* DATA SECTION
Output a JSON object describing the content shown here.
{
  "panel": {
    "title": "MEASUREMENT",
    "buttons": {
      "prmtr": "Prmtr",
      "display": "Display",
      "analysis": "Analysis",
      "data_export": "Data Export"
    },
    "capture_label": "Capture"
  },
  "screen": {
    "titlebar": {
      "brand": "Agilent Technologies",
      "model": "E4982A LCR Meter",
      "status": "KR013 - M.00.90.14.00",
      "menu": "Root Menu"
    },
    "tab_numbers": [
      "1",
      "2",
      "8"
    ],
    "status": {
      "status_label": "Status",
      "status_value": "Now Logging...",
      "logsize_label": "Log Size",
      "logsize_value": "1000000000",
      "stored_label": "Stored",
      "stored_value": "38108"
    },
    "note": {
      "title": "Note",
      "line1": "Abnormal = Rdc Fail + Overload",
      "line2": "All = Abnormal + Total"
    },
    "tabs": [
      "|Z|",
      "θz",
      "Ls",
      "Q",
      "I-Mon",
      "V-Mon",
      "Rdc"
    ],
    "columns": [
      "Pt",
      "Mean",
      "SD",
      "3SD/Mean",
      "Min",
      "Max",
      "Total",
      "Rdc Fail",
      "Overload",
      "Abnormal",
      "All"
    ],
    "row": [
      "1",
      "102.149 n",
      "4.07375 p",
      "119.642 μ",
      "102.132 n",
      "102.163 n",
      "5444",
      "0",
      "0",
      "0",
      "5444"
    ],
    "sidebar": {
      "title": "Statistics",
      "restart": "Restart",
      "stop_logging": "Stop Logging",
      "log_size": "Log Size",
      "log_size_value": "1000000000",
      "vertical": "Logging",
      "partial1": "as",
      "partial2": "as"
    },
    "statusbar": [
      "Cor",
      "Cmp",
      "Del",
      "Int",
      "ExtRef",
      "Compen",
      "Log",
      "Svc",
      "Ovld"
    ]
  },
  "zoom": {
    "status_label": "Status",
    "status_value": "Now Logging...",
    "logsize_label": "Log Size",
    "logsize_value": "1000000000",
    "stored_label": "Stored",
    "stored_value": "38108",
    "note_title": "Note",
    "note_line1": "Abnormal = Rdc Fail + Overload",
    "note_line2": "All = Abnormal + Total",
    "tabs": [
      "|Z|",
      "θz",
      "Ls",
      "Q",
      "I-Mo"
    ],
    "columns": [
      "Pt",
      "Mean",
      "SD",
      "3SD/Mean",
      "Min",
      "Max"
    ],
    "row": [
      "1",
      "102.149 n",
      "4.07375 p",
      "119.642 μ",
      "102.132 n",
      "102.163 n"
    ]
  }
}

* SET PROBLEM
Every line of the listing that holds "Overload" should be found and copied.

* RESPONSE TO THIS TASK
      "line1": "Abnormal = Rdc Fail + Overload",
      "Overload",
    "note_line1": "Abnormal = Rdc Fail + Overload",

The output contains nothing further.